_Written exercise_:
Could you copy every line from the material below in which "this" appears?

Dataset entries:
════════════════════
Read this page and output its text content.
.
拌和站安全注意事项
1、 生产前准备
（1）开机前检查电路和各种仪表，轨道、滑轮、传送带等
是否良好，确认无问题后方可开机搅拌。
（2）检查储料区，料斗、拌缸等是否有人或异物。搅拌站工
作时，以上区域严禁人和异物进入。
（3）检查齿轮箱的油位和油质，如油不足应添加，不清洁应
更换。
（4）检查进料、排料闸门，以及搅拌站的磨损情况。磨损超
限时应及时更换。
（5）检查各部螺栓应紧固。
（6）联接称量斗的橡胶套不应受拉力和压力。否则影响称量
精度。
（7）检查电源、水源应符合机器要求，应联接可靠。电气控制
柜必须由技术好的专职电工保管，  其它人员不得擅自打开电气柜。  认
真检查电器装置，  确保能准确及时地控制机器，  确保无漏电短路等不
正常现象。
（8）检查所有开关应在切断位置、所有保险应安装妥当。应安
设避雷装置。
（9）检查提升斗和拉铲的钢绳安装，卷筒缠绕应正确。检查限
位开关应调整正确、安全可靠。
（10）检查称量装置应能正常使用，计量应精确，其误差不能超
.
════════════════════
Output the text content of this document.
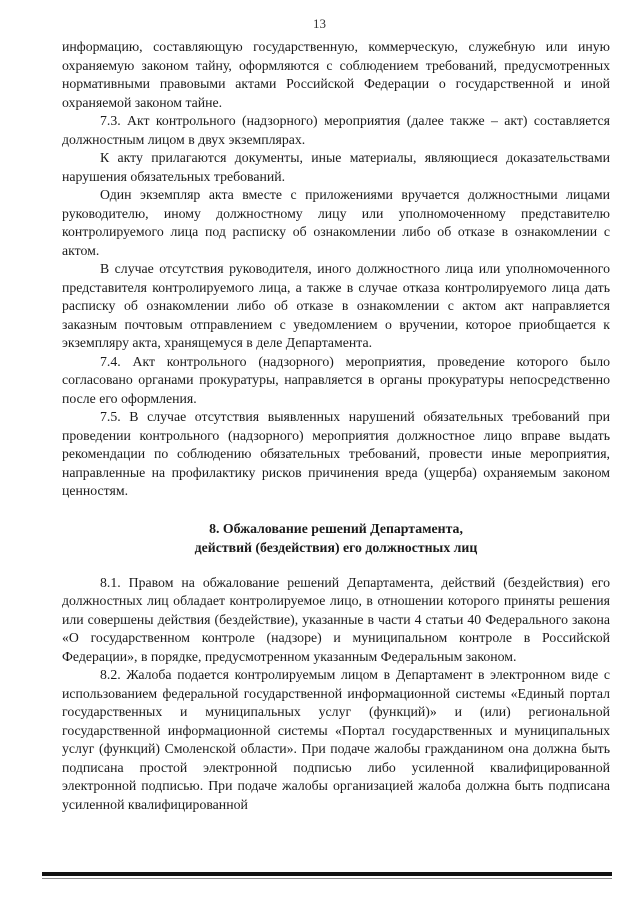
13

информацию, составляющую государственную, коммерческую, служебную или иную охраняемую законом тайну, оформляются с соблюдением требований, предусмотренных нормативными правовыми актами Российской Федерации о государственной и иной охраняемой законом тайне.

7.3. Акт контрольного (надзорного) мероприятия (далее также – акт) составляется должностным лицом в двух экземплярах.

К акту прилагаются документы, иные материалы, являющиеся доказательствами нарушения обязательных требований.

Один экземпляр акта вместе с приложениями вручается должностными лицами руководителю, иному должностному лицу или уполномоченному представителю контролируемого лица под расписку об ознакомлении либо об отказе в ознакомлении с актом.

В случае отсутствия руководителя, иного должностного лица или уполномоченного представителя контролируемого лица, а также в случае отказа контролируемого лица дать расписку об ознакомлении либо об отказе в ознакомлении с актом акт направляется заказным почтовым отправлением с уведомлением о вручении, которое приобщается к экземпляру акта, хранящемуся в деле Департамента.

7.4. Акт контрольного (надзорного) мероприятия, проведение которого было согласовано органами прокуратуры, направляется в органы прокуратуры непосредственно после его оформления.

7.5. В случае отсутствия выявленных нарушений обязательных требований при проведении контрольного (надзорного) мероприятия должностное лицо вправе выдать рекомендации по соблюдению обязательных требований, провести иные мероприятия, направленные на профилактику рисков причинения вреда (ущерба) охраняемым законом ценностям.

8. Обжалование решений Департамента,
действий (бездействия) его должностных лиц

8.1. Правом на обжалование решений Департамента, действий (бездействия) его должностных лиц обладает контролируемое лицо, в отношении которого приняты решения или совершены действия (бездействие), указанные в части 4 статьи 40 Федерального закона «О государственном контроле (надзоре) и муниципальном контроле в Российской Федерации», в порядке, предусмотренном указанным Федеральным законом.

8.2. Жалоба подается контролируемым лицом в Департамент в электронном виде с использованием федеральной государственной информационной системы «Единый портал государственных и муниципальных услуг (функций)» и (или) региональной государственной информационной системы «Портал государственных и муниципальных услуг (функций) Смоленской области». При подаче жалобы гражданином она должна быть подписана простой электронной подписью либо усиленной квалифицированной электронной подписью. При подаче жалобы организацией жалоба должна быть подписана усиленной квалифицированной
════════════════════
_Completed exercise_:
Read this page and output its text content.
Output the text content of this document.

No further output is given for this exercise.